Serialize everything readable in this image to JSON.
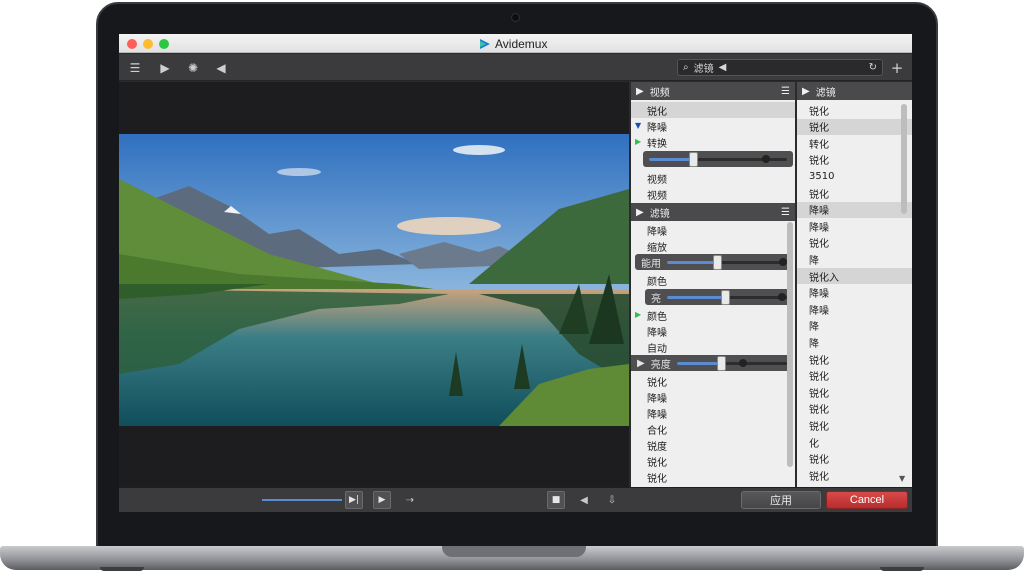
{
  "window": {
    "title": "Avidemux"
  },
  "toolbar": {
    "buttons": [
      {
        "icon": "menu-icon",
        "glyph": "☰"
      },
      {
        "icon": "play-icon",
        "glyph": "▶"
      },
      {
        "icon": "effects-icon",
        "glyph": "✺"
      },
      {
        "icon": "audio-icon",
        "glyph": "◀"
      }
    ],
    "search": {
      "label": "滤镜",
      "icon": "search-icon"
    }
  },
  "left_panel": {
    "header": "视频",
    "section1": [
      "锐化",
      "降噪",
      "转换"
    ],
    "section1_after": [
      "视频",
      "视频"
    ],
    "header2": "滤镜",
    "section2": [
      "降噪",
      "缩放"
    ],
    "slider_a_label": "能用",
    "section3": [
      "颜色"
    ],
    "slider_b_label": "亮",
    "section4": [
      "颜色",
      "降噪",
      "自动"
    ],
    "slider_c_label": "亮度",
    "section5": [
      "锐化",
      "降噪",
      "降噪",
      "合化",
      "锐度",
      "锐化",
      "锐化"
    ],
    "slider_values": {
      "s1": 0.32,
      "s2": 0.42,
      "s3": 0.48,
      "s4": 0.4
    }
  },
  "right_panel": {
    "header": "滤镜",
    "items": [
      "锐化",
      "锐化",
      "转化",
      "锐化",
      "3510",
      "锐化",
      "降噪",
      "降噪",
      "锐化",
      "降",
      "锐化入",
      "降噪",
      "降噪",
      "降",
      "降",
      "锐化",
      "锐化",
      "锐化",
      "锐化",
      "锐化",
      "化",
      "锐化",
      "锐化"
    ]
  },
  "buttons": {
    "apply": "应用",
    "cancel": "Cancel"
  },
  "colors": {
    "accent": "#5b8bd0",
    "cancel": "#c23434",
    "traffic_close": "#ff5f57",
    "traffic_min": "#febc2e",
    "traffic_max": "#28c840"
  }
}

## [PROBLEM STATEMENT]
Without the pictures, transcribe the listing above exactly.

## [WRITTEN RESPONSE]
Serialize everything readable in this image to JSON.
{
  "window": {
    "title": "Avidemux"
  },
  "toolbar": {
    "buttons": [
      {
        "icon": "menu-icon",
        "glyph": "☰"
      },
      {
        "icon": "play-icon",
        "glyph": "▶"
      },
      {
        "icon": "effects-icon",
        "glyph": "✺"
      },
      {
        "icon": "audio-icon",
        "glyph": "◀"
      }
    ],
    "search": {
      "label": "滤镜",
      "icon": "search-icon"
    }
  },
  "left_panel": {
    "header": "视频",
    "section1": [
      "锐化",
      "降噪",
      "转换"
    ],
    "section1_after": [
      "视频",
      "视频"
    ],
    "header2": "滤镜",
    "section2": [
      "降噪",
      "缩放"
    ],
    "slider_a_label": "能用",
    "section3": [
      "颜色"
    ],
    "slider_b_label": "亮",
    "section4": [
      "颜色",
      "降噪",
      "自动"
    ],
    "slider_c_label": "亮度",
    "section5": [
      "锐化",
      "降噪",
      "降噪",
      "合化",
      "锐度",
      "锐化",
      "锐化"
    ],
    "slider_values": {
      "s1": 0.32,
      "s2": 0.42,
      "s3": 0.48,
      "s4": 0.4
    }
  },
  "right_panel": {
    "header": "滤镜",
    "items": [
      "锐化",
      "锐化",
      "转化",
      "锐化",
      "3510",
      "锐化",
      "降噪",
      "降噪",
      "锐化",
      "降",
      "锐化入",
      "降噪",
      "降噪",
      "降",
      "降",
      "锐化",
      "锐化",
      "锐化",
      "锐化",
      "锐化",
      "化",
      "锐化",
      "锐化"
    ]
  },
  "buttons": {
    "apply": "应用",
    "cancel": "Cancel"
  },
  "colors": {
    "accent": "#5b8bd0",
    "cancel": "#c23434",
    "traffic_close": "#ff5f57",
    "traffic_min": "#febc2e",
    "traffic_max": "#28c840"
  }
}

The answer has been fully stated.